Pick out the lines below that include the string "name".
··· GIVEN RECORDS ···
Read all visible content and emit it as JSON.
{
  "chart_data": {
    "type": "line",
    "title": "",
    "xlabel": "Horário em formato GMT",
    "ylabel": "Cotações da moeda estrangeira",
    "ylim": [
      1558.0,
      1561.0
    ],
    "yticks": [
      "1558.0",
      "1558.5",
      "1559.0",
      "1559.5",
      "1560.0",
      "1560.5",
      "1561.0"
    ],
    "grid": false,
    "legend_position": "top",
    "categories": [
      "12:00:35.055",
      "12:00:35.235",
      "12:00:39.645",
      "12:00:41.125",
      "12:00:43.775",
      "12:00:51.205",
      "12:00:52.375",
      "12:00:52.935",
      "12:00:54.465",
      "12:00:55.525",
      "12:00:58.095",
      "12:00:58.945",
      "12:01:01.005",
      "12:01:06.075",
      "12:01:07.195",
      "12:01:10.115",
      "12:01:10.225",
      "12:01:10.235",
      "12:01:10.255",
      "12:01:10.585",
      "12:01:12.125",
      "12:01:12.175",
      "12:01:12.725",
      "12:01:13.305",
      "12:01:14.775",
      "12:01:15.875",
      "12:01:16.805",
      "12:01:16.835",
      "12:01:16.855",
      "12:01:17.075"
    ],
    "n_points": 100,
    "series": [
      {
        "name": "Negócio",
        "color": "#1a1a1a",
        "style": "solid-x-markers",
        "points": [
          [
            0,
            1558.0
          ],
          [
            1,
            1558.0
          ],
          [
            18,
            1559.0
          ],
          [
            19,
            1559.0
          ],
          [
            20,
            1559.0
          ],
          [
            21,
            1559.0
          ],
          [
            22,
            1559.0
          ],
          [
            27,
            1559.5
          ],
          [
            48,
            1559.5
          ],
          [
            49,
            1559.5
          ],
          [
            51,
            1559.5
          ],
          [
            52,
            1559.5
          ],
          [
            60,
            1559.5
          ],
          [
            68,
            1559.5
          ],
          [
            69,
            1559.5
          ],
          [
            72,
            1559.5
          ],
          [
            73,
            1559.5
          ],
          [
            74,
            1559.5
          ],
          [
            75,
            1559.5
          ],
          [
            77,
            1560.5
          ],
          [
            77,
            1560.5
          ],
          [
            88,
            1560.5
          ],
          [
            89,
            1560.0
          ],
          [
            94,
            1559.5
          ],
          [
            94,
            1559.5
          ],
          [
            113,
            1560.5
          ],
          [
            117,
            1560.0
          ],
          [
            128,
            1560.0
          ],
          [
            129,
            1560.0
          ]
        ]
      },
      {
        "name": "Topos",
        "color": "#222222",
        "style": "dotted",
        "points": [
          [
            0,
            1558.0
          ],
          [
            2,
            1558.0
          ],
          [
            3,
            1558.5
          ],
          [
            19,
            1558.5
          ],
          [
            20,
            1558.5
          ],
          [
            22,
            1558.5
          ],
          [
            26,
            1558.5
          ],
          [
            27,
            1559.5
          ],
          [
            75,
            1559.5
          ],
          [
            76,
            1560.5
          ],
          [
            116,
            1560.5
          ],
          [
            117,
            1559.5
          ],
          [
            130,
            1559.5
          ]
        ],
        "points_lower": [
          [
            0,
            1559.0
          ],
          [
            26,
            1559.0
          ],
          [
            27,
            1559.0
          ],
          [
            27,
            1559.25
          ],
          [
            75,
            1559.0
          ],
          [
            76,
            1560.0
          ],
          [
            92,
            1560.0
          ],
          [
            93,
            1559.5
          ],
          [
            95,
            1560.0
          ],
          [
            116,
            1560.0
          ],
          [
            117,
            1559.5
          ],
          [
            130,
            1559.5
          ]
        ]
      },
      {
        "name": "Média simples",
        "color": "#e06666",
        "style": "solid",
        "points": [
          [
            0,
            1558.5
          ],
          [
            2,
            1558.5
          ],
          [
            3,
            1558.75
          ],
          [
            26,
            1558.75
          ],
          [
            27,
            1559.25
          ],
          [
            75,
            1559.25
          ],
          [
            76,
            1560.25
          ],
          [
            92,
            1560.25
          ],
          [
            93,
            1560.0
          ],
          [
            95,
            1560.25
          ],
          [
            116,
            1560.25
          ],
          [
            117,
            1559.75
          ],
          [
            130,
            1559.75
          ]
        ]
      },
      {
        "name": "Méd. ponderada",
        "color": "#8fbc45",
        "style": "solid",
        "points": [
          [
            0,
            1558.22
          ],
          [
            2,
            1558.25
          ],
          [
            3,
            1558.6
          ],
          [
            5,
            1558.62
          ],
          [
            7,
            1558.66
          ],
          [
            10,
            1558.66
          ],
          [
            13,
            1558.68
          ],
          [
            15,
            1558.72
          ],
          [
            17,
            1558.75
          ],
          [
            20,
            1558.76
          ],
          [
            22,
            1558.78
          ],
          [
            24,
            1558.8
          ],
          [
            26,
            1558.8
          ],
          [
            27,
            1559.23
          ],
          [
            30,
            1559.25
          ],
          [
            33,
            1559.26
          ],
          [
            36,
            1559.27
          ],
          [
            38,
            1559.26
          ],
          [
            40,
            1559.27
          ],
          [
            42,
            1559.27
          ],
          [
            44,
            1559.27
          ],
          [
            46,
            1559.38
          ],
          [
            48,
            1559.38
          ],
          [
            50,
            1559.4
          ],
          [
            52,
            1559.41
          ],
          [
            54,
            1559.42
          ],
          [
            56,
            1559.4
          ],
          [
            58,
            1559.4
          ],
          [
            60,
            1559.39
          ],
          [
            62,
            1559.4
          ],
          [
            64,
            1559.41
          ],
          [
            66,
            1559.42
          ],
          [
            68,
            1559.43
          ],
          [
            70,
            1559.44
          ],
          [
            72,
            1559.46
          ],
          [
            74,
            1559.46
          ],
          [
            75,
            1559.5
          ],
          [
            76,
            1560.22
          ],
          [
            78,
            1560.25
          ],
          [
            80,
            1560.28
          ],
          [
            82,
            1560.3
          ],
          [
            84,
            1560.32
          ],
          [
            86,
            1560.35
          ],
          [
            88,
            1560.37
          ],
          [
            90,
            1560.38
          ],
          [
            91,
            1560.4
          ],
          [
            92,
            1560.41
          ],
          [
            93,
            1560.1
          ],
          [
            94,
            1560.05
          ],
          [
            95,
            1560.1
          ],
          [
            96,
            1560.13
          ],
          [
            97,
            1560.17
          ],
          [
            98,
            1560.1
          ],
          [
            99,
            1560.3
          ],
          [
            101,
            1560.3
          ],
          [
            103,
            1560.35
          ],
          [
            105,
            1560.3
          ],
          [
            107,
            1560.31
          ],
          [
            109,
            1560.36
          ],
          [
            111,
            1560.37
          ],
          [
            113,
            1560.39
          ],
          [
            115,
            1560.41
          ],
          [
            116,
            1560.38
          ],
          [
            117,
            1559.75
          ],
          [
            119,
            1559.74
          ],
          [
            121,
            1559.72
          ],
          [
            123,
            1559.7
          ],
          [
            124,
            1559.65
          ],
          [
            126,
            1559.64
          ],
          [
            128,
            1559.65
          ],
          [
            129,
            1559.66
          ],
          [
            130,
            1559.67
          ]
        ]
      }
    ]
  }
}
···
▶ PROBLEM SOLUTION
        "name": "Negócio",
        "name": "Topos",
        "name": "Média simples",
        "name": "Méd. ponderada",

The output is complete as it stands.